→ **EXERCISE**
Wherever a line below holds the word "variables", copy that line.

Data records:
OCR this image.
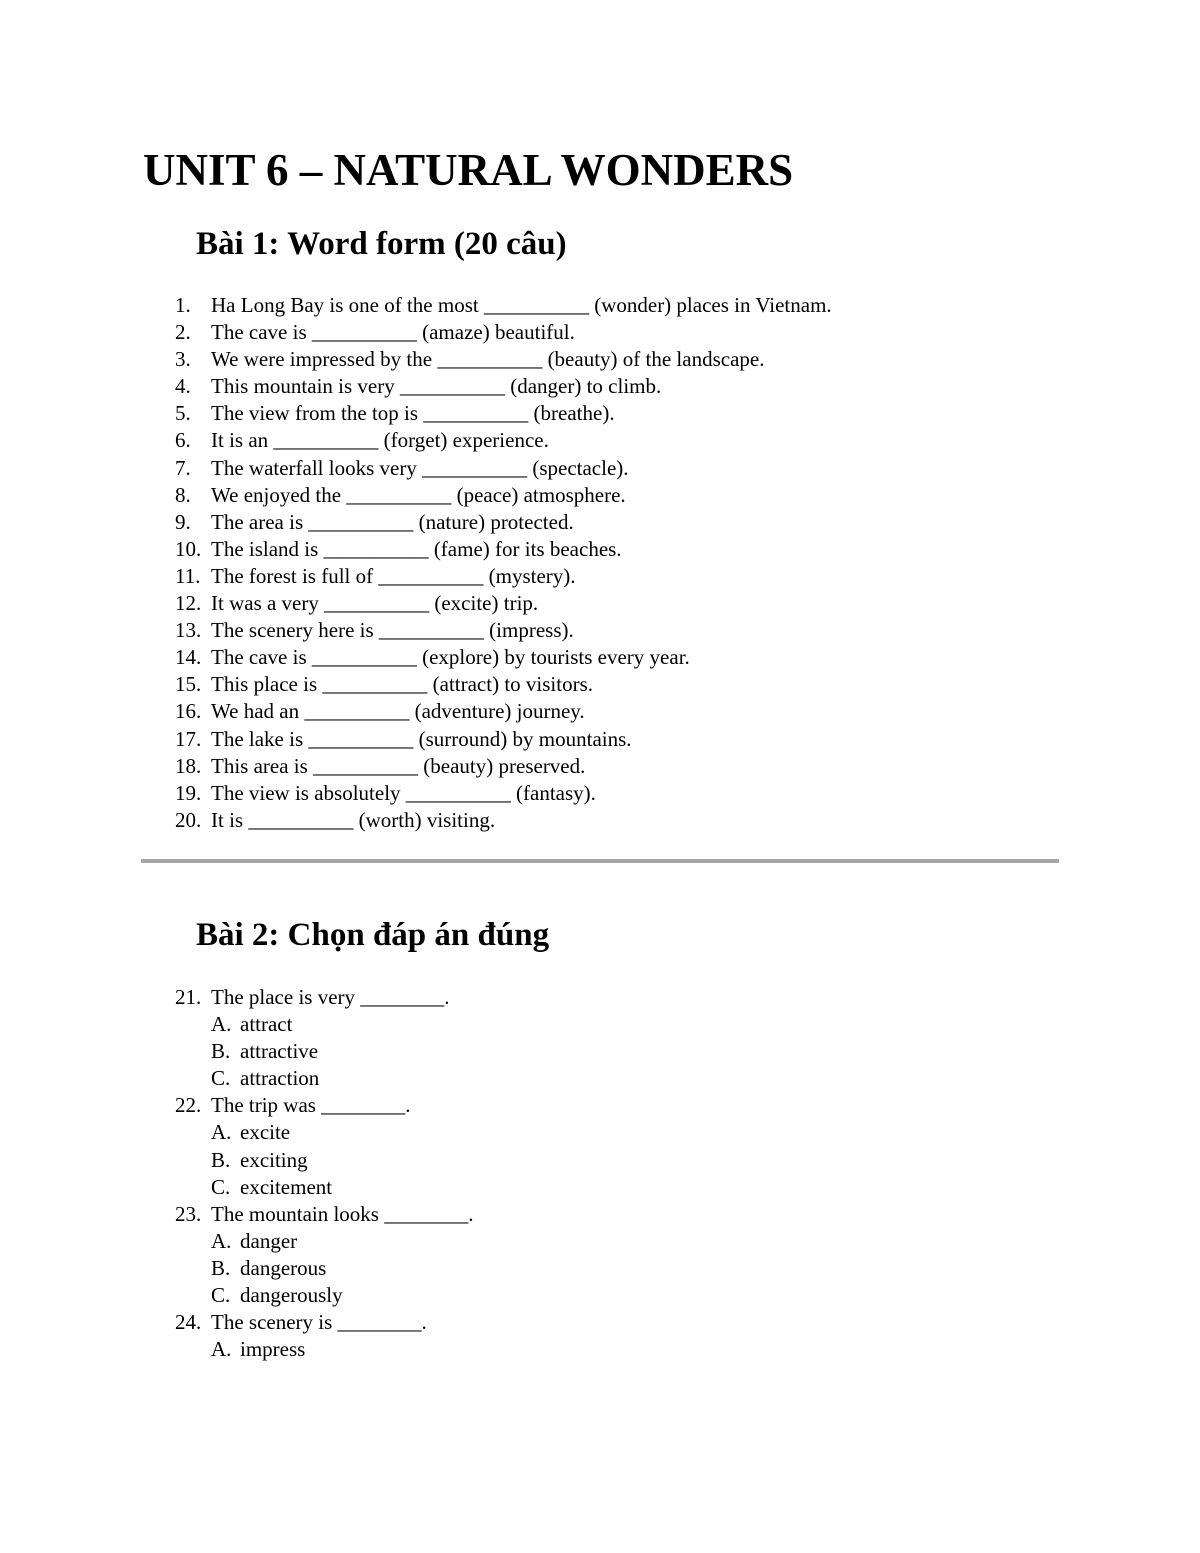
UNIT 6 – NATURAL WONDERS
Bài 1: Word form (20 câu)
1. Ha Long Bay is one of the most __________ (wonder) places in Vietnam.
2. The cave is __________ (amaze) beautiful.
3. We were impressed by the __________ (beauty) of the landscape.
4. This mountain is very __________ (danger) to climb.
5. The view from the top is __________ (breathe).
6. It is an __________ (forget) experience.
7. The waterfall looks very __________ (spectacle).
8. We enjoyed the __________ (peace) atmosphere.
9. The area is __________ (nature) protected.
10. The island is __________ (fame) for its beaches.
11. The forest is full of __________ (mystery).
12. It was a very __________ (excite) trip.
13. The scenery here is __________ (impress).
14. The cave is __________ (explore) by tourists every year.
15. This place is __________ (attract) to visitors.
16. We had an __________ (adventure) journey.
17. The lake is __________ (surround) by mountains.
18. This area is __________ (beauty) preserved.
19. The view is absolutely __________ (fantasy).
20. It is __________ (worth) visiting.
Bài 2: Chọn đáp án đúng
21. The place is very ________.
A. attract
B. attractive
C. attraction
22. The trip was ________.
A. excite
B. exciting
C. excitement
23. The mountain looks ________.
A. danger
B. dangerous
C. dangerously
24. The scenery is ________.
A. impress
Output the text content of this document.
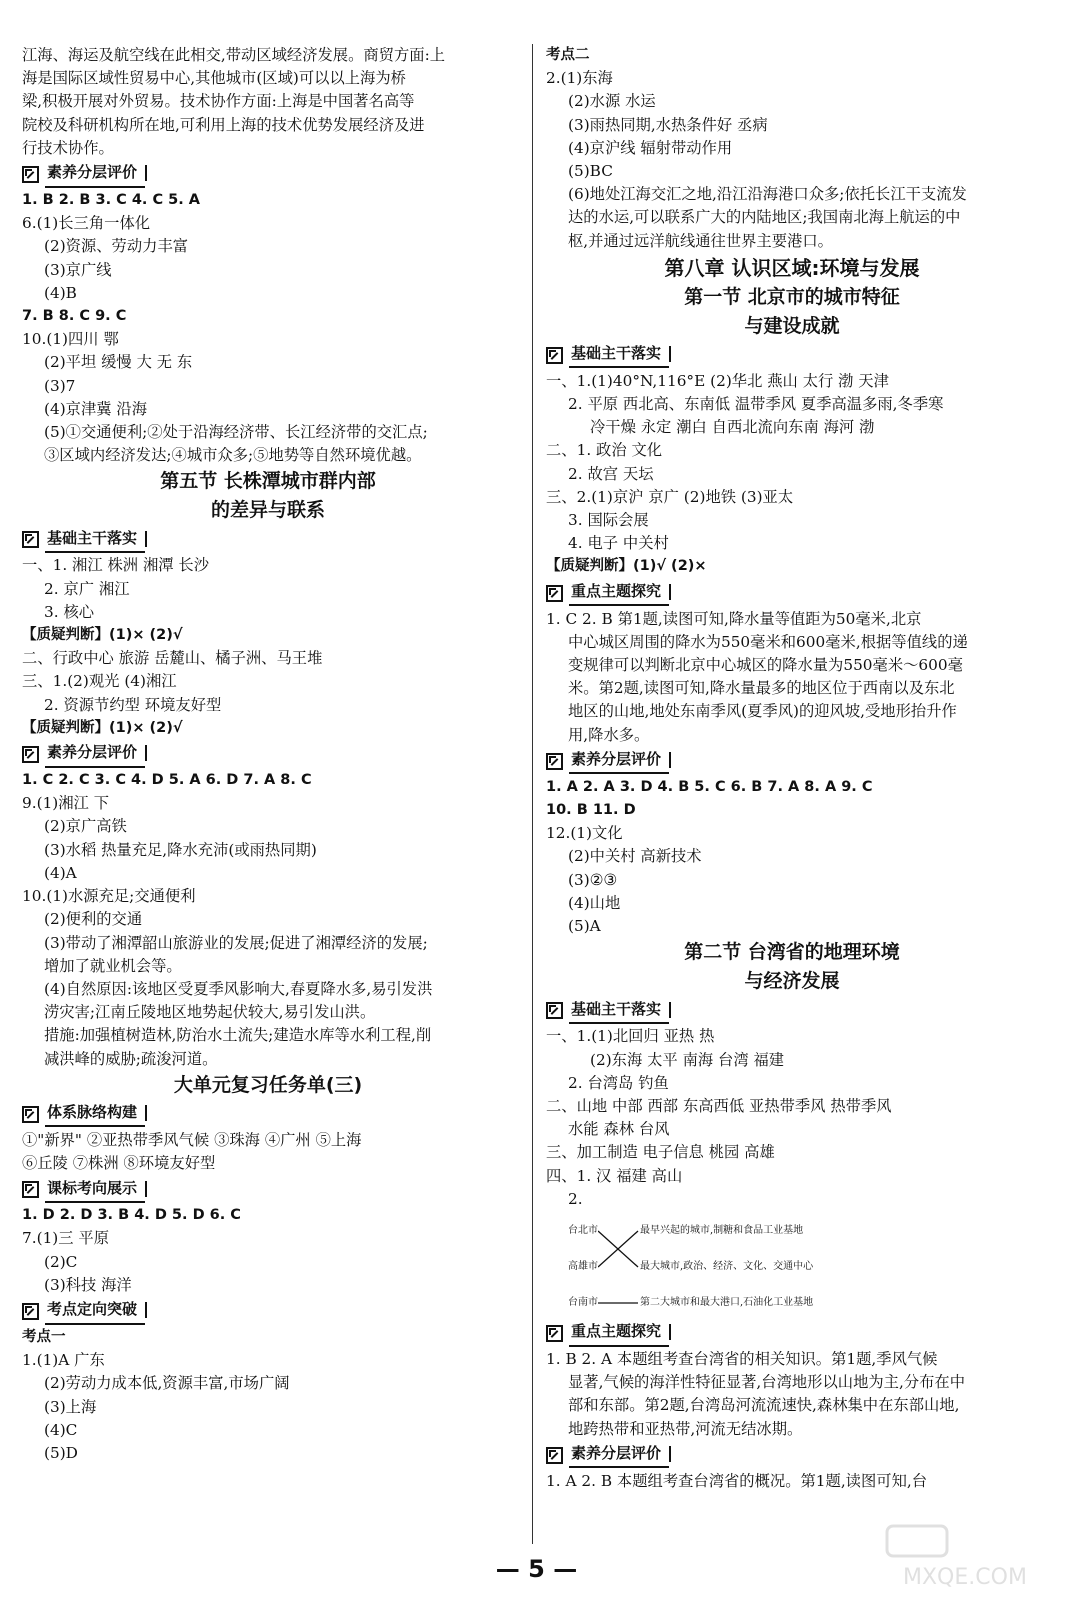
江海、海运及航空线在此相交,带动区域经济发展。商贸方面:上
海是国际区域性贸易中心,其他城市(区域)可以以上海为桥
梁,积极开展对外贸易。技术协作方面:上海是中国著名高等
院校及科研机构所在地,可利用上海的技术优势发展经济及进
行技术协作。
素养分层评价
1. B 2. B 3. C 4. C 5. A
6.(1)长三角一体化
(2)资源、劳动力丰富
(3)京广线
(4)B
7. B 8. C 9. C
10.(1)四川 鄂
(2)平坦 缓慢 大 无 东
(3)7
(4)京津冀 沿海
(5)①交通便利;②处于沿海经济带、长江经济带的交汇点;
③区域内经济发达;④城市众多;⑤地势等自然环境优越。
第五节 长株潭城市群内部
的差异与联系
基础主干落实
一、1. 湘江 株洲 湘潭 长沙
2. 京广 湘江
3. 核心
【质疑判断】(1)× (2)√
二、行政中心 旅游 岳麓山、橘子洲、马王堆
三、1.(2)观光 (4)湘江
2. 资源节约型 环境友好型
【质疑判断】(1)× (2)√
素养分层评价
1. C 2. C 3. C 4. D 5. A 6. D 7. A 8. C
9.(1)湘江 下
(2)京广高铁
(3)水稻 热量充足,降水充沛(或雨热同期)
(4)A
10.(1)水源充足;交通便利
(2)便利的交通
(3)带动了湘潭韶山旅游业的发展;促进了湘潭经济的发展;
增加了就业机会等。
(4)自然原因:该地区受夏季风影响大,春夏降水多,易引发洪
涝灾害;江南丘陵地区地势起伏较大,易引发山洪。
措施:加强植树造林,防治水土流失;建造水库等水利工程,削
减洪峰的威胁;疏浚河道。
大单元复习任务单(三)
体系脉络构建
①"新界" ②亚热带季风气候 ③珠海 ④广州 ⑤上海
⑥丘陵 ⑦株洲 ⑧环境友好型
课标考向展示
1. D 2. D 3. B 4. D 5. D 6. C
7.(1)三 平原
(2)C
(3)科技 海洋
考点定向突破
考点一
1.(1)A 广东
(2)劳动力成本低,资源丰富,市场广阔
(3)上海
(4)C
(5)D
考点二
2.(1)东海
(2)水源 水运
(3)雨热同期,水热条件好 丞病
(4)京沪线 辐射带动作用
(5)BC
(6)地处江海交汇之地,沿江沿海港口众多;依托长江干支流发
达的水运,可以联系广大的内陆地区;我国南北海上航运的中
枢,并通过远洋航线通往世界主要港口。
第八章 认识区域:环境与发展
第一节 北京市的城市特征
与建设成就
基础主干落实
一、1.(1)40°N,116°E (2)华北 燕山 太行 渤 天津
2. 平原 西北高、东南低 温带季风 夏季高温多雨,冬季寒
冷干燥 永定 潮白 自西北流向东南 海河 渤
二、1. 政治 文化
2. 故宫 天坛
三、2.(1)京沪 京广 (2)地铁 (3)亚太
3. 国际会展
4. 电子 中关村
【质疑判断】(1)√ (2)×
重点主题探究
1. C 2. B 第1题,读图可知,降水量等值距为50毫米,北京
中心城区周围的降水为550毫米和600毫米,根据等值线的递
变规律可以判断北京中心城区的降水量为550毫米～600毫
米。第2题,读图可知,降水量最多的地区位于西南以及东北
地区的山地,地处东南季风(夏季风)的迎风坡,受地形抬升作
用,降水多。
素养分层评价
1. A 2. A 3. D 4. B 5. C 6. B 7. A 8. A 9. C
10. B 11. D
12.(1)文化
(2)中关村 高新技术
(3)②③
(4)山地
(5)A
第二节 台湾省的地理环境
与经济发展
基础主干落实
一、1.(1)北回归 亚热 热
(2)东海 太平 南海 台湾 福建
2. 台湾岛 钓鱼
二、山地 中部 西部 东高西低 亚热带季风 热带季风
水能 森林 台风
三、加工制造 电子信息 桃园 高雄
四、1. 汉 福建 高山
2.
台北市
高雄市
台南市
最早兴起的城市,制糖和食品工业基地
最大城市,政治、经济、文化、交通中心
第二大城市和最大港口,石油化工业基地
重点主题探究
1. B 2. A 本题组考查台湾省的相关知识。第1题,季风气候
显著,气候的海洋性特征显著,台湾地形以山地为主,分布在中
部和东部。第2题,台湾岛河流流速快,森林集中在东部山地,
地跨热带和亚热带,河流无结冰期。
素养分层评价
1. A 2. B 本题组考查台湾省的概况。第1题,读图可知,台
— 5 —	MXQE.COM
* * *
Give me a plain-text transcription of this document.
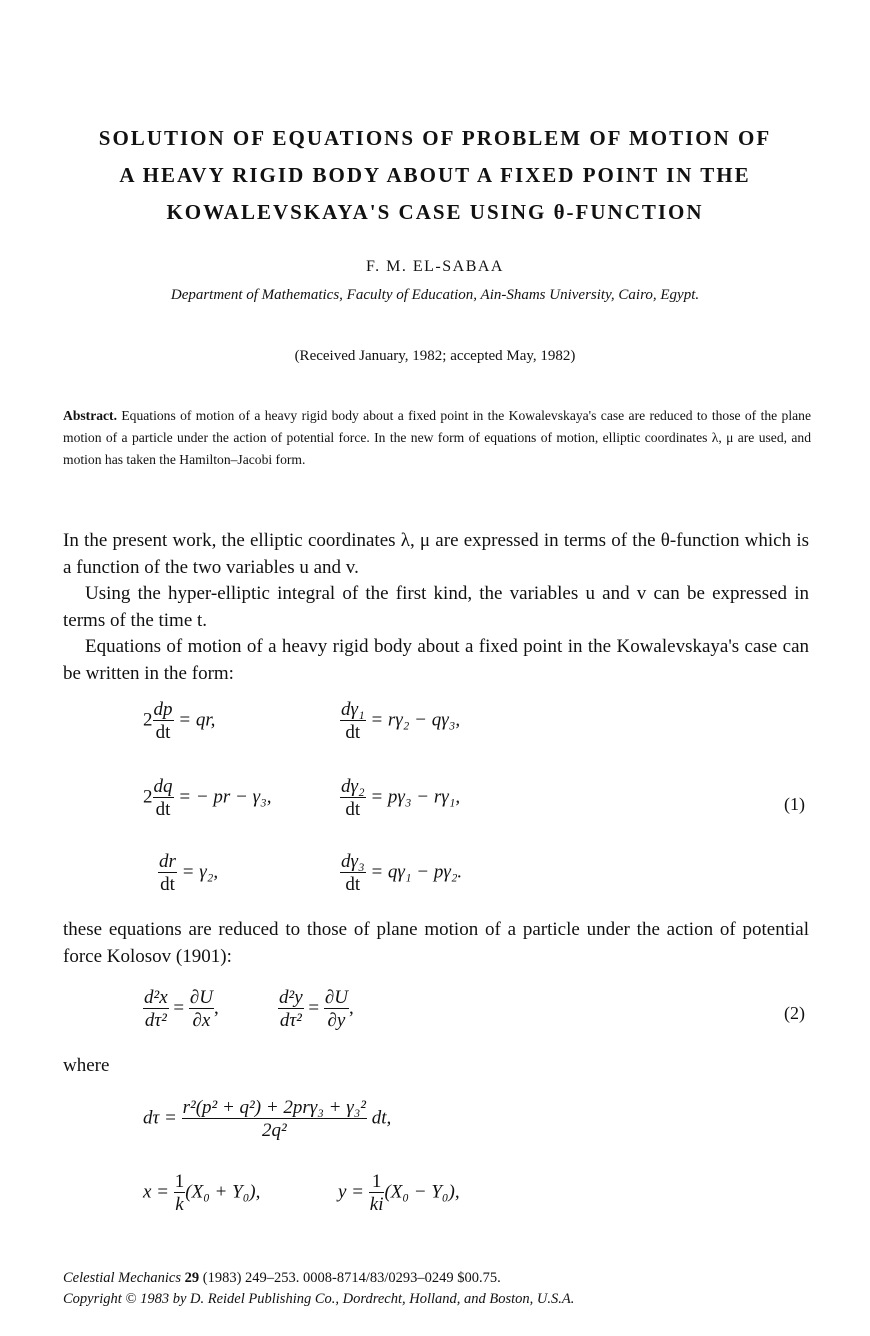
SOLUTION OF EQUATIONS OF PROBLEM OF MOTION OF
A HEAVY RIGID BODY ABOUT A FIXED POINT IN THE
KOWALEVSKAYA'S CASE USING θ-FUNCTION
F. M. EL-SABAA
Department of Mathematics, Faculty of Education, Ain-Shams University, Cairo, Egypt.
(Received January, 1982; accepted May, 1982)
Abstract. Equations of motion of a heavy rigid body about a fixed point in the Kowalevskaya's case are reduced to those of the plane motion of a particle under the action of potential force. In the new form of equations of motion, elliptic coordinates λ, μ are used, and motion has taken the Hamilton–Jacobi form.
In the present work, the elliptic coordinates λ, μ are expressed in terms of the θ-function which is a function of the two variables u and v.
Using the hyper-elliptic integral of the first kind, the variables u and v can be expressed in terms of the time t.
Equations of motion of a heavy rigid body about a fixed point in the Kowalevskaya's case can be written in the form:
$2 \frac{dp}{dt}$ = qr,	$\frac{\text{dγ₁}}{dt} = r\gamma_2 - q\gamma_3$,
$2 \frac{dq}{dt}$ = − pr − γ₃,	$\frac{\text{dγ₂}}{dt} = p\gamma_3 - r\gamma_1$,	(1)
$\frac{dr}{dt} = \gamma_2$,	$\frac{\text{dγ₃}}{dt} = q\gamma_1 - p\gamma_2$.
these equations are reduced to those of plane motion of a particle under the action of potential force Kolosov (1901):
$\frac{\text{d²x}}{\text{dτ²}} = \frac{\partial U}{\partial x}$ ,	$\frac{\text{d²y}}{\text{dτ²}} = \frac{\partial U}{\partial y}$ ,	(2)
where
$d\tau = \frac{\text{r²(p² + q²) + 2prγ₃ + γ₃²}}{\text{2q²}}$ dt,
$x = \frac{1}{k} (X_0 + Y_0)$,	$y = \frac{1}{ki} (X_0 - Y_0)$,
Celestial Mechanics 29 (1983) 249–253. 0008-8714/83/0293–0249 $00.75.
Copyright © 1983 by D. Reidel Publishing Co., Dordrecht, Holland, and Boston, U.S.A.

→ **RESULT**
In the present work, the elliptic coordinates λ, μ are expressed in terms of the θ-function which is a function of the two variables u and v.
Using the hyper-elliptic integral of the first kind, the variables u and v can be expressed in terms of the time t.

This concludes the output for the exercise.